__Written instruction 1__. In the lecture excerpt on absolute states, in what year was Germany unified?

__Passage provided__.
____

So, it's possible to talk about
the bureaucratization of
medieval states if you want,
but when you look at the
long-range growth of
bureaucracies as part of
government,
as part of state formation,
that's why the growth of these
bureaucracies is one of the
characteristics of these
absolute states in all of these
big-time powers.
So, what they do is--well,
let me give you a couple of
examples.
One thing absolute monarchs
don't want is they don't want
impediments to their personal
rule.
What was a kind of impediment
to their personal rule?
One would be the municipal
privileges.
For example,
in the German port towns,
Lübeck and Hamburg and the
others,
they formed this Hanseatic
League,
and Germany remains to be
centralized.
There are all sorts of states.
Some are more powerful than
others.
But Germany is not unified
until 1871.
But if you think of Spain,
if you‘re hitchhiking
through Spain or something like
that,
or through the south of France,
or Eurail passes,
and if you go to a town like
Avila in Spain.
Avila is one of the most
fantastic fortified towns in
Europe.
Or, if you go to Nimes in the
south of France,
you'll see boulevards that
people race motorcycles around
all the time and they keep you
up all night.
There are no walls there
anymore, because the king had
them knocked down.
So, what happens with municipal
privileges,
towns that had municipal
privileges,
these are eroded and then
virtually eliminated by powerful
potentates.
In the case of Nîmes,
N-I-M-E-S,
which was largely a Protestant
town,
they knocked down the wall so
the Protestants of Nimes could
not defend themselves against
this all-conquering Catholic
monarch.

____

__Exercise inputs__.
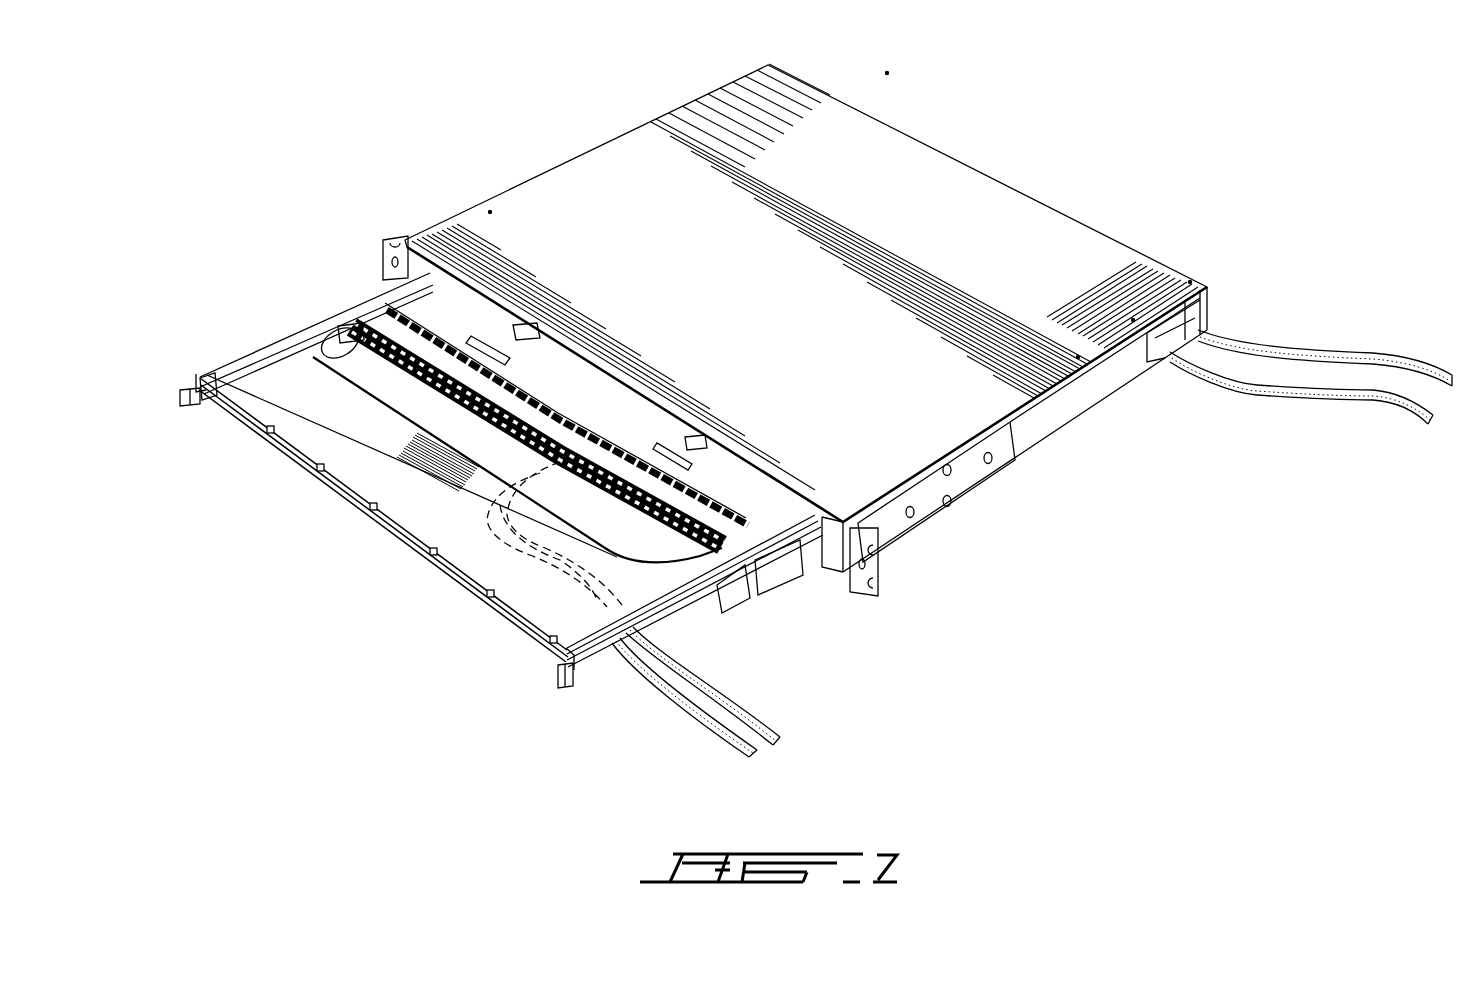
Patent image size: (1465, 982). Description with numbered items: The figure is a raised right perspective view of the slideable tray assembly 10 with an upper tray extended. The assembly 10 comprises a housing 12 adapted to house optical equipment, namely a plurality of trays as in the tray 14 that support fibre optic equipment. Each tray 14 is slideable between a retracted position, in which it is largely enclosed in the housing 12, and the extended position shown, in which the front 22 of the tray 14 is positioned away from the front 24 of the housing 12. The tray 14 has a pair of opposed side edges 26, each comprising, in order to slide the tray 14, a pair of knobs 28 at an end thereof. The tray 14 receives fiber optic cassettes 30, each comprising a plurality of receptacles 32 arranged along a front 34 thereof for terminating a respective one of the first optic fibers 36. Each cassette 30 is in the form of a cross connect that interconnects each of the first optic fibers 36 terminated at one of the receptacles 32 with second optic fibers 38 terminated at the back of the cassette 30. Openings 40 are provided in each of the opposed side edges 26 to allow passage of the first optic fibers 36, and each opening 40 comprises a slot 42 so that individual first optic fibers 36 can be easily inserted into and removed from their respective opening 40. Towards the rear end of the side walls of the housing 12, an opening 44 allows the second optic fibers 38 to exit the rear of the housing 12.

____

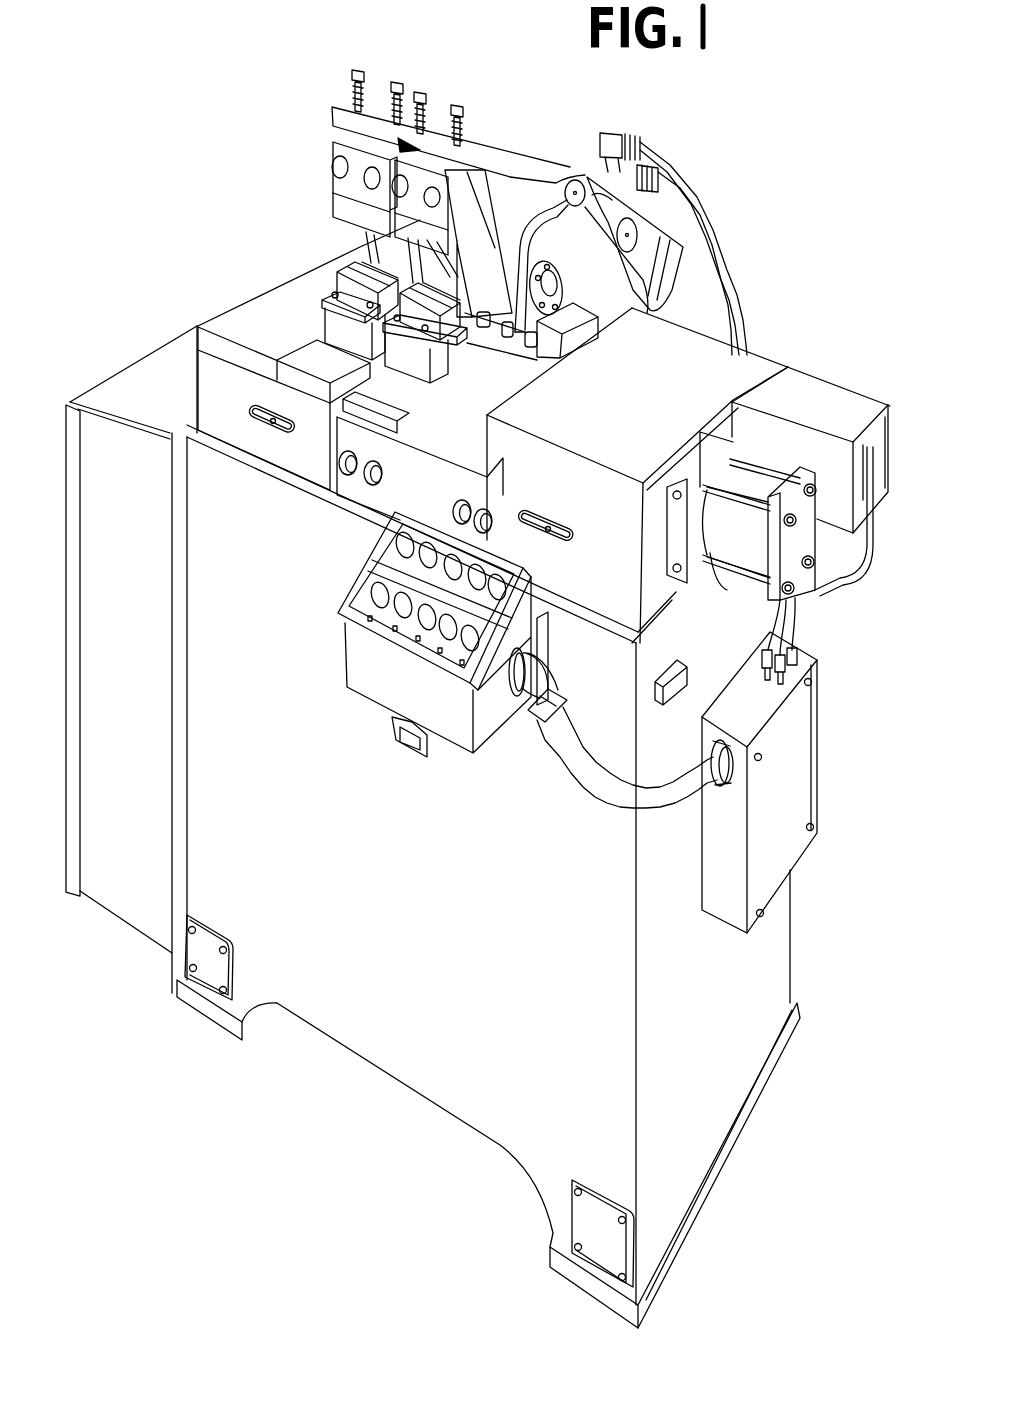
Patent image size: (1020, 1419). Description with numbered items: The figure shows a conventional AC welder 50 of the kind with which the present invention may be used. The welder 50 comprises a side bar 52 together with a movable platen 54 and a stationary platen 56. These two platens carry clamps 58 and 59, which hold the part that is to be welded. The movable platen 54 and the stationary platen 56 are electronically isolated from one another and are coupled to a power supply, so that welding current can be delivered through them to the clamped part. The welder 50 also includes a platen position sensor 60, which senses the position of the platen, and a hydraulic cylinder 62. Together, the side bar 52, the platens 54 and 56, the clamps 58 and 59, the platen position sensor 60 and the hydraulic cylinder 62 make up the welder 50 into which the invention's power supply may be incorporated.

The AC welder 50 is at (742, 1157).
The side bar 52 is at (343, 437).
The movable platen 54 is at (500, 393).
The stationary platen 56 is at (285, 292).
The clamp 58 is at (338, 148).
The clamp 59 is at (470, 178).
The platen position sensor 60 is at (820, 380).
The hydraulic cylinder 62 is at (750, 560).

____

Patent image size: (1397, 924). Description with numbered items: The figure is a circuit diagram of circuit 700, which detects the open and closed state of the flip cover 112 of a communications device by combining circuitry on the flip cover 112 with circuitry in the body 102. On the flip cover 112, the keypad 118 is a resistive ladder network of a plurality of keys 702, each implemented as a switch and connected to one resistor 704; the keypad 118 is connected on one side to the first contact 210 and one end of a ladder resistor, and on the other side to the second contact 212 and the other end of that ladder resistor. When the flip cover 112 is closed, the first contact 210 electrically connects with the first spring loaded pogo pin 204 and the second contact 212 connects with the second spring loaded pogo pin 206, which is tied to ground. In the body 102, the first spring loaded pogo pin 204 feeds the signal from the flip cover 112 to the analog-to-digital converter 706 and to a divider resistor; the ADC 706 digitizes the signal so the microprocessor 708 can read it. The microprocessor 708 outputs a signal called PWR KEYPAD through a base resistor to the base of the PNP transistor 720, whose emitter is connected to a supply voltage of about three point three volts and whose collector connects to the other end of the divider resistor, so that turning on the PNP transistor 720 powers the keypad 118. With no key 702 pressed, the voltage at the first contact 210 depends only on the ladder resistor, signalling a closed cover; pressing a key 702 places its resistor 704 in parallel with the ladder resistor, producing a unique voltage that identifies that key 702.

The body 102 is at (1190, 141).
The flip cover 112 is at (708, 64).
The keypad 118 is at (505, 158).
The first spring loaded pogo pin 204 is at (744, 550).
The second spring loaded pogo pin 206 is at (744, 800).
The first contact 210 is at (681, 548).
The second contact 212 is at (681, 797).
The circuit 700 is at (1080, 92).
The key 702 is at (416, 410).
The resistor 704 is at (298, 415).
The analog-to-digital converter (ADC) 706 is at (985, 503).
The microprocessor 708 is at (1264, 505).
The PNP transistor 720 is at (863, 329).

____

__Written instruction 2__. Convert the rows above into a Markdown table, starting with the row that contains "Patent image size: (1397, 924)." and going on through the row that contains "The first spring loaded pogo pin 204 is". Use the columns Number and Line, and leave out blank ones.

__Expected output 1__. 1871

__Expected output 2__.
| Number | Line |
|---|---|
| 1 | Patent image size: (1397, 924). Description with numbered items: The figure is a circuit diagram of circuit 700, which detects the open and closed state of the flip cover 112 of a communications device by combining circuitry on the flip cover 112 with circuitry in the body 102. On the flip cover 112, the keypad 118 is a resistive ladder network of a plurality of keys 702, each implemented as a switch and connected to one resistor 704; the keypad 118 is connected on one side to the first contact 210 and one end of a ladder resistor, and on the other side to the second contact 212 and the other end of that ladder resistor. When the flip cover 112 is closed, the first contact 210 electrically connects with the first spring loaded pogo pin 204 and the second contact 212 connects with the second spring loaded pogo pin 206, which is tied to ground. In the body 102, the first spring loaded pogo pin 204 feeds the signal from the flip cover 112 to the analog-to-digital converter 706 and to a divider resistor; the ADC 706 digitizes the signal so the microprocessor 708 can read it. The microprocessor 708 outputs a signal called PWR KEYPAD through a base resistor to the base of the PNP transistor 720, whose emitter is connected to a supply voltage of about three point three volts and whose collector connects to the other end of the divider resistor, so that turning on the PNP transistor 720 powers the keypad 118. With no key 702 pressed, the voltage at the first contact 210 depends only on the ladder resistor, signalling a closed cover; pressing a key 702 places its resistor 704 in parallel with the ladder resistor, producing a unique voltage that identifies that key 702. |
| 2 | The body 102 is at (1190, 141). |
| 3 | The flip cover 112 is at (708, 64). |
| 4 | The keypad 118 is at (505, 158). |
| 5 | The first spring loaded pogo pin 204 is at (744, 550). |